=== Records shown ===

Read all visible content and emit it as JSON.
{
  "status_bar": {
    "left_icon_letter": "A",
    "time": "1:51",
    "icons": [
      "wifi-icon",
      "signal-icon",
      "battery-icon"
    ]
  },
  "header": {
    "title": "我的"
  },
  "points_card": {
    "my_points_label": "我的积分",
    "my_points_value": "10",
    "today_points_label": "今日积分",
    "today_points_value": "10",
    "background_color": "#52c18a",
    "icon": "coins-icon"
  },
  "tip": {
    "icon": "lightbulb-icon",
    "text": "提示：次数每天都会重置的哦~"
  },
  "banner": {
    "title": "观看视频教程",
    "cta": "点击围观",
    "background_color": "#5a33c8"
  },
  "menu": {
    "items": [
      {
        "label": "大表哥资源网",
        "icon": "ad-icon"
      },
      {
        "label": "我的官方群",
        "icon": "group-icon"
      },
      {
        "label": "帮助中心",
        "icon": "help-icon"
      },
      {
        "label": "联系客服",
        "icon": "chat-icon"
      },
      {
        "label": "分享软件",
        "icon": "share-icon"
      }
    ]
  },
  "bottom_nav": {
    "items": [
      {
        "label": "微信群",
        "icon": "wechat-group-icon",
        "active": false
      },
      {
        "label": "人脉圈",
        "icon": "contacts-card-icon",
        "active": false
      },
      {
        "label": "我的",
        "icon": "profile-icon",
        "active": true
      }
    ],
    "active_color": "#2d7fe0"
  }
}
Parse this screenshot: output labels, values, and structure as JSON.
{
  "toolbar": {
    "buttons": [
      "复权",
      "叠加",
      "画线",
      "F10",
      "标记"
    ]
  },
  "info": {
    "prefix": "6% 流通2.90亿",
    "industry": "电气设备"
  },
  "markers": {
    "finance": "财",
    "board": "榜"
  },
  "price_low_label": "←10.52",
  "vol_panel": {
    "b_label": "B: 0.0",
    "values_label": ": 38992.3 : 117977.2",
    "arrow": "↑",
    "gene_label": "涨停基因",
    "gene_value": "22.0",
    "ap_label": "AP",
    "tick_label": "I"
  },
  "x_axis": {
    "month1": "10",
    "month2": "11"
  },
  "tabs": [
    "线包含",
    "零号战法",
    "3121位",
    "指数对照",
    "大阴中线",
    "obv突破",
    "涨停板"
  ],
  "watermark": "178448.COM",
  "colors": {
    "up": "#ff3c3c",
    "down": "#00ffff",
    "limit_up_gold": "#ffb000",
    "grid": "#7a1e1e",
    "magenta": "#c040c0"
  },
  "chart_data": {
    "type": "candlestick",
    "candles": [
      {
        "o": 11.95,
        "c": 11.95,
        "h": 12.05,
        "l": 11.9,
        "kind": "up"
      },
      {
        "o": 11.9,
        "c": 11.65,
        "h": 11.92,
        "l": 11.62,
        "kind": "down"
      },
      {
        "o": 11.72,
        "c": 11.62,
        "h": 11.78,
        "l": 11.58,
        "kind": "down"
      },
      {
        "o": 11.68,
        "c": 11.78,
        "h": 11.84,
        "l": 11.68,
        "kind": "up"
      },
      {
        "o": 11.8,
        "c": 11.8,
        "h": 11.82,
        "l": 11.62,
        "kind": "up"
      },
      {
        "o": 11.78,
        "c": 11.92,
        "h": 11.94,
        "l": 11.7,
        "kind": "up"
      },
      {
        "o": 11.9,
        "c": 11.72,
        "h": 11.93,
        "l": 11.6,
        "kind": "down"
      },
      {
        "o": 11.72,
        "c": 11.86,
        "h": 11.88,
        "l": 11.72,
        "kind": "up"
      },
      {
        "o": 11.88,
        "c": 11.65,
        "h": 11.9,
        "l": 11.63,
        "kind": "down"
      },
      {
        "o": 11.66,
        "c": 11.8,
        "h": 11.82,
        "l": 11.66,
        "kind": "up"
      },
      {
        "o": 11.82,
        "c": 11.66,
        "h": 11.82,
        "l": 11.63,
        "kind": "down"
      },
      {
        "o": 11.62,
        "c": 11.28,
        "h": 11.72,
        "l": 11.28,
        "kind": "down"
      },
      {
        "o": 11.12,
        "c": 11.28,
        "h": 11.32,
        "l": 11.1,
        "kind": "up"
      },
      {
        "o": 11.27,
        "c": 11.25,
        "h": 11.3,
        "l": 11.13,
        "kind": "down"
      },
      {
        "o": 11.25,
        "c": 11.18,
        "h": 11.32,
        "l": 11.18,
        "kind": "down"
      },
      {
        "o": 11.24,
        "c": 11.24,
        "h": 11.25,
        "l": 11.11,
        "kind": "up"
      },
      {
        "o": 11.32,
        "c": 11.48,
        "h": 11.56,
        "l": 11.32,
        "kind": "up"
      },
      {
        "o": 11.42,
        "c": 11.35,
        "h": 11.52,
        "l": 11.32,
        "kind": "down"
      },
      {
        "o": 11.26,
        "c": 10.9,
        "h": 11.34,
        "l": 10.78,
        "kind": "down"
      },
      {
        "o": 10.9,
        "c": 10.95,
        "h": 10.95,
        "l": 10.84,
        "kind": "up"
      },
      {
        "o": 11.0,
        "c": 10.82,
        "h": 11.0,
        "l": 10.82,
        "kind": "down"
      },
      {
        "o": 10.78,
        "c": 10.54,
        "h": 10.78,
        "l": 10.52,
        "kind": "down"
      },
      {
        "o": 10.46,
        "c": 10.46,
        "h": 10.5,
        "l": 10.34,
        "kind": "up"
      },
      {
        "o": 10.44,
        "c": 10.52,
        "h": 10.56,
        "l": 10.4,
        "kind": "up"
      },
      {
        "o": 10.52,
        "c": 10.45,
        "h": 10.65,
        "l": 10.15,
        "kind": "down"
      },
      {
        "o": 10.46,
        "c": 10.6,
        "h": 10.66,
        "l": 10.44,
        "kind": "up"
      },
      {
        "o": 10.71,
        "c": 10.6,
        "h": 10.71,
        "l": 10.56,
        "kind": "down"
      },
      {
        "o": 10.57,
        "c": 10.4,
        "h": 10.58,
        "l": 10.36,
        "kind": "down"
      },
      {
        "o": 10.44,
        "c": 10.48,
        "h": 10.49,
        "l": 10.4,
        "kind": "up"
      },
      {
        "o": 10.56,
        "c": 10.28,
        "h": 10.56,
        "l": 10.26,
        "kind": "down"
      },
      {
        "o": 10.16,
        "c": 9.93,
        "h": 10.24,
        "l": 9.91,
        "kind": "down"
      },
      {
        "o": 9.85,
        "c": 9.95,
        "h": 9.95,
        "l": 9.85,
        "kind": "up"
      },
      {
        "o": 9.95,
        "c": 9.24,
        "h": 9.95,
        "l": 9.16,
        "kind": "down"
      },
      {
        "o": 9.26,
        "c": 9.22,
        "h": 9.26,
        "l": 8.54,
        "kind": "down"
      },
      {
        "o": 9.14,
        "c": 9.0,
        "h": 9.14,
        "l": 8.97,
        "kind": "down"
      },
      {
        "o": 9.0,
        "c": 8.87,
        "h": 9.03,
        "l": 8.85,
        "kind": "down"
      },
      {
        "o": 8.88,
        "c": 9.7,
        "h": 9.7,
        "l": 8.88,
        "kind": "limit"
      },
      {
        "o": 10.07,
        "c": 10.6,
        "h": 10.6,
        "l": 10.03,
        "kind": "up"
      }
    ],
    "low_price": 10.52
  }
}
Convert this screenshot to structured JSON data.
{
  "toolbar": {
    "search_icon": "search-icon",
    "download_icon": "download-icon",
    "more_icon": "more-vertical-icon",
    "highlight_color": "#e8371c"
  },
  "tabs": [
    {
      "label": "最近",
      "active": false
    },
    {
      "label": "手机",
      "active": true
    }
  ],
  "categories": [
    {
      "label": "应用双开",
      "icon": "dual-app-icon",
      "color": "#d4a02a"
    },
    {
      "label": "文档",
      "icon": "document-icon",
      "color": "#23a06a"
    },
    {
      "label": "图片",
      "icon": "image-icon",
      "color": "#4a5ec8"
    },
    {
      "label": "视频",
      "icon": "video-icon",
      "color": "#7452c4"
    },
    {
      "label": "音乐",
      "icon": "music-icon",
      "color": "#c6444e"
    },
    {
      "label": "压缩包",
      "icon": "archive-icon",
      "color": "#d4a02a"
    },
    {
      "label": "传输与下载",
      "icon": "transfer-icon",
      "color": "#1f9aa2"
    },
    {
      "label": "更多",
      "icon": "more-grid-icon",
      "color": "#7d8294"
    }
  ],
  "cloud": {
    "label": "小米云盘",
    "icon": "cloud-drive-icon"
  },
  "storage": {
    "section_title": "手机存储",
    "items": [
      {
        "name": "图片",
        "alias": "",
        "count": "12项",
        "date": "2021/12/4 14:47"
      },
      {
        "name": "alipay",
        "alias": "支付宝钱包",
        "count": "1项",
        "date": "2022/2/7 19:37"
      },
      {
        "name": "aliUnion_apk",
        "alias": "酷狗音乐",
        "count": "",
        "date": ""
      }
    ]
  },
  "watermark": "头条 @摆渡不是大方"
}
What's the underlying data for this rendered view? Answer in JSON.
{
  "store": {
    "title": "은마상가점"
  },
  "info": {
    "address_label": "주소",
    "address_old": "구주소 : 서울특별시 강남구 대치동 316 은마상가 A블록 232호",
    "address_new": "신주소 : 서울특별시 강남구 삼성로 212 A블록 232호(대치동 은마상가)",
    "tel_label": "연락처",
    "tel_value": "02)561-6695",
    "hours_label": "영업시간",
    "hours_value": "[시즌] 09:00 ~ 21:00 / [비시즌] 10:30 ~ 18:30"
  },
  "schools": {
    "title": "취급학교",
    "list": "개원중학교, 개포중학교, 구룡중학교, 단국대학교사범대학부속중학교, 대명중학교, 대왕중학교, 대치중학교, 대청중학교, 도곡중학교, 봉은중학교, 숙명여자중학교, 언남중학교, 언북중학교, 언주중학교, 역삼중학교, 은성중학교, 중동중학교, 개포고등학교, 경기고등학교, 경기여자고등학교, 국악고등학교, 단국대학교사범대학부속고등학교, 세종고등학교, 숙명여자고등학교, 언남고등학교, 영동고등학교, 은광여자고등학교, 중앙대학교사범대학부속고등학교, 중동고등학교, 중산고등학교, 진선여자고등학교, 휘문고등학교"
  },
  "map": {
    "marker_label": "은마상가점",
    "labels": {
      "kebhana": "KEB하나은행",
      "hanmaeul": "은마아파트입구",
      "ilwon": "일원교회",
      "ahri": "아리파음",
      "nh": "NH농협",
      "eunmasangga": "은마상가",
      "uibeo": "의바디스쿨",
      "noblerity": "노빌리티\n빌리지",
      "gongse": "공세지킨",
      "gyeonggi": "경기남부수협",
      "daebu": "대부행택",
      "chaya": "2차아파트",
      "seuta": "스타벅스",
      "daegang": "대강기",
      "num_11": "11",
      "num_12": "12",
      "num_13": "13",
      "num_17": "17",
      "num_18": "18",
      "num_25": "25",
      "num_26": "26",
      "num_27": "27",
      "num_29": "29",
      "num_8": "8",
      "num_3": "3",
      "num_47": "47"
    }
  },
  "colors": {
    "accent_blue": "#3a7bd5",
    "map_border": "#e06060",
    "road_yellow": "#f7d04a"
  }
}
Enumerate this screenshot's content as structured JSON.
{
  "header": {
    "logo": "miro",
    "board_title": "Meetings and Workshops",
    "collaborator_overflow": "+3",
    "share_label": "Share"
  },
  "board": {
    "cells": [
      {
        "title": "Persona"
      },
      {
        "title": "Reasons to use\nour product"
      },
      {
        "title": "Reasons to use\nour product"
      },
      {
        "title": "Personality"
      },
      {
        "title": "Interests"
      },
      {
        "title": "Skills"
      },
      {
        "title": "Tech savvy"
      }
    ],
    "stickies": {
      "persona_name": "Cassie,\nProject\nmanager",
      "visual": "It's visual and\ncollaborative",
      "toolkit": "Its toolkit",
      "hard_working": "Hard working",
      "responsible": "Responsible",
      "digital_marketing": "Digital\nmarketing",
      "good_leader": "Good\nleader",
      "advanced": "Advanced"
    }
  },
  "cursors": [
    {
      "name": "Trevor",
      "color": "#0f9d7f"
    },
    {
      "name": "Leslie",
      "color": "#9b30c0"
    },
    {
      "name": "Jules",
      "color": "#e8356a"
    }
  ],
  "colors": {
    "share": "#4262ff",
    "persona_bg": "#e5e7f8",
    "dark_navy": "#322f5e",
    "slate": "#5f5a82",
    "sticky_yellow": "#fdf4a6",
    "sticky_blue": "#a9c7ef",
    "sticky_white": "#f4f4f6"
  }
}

===

◆ Task description ◆
From the material above, gather all lines that include the string "structured" and copy them.

◆ Output for this task ◆
Convert this screenshot to structured JSON data.
Enumerate this screenshot's content as structured JSON.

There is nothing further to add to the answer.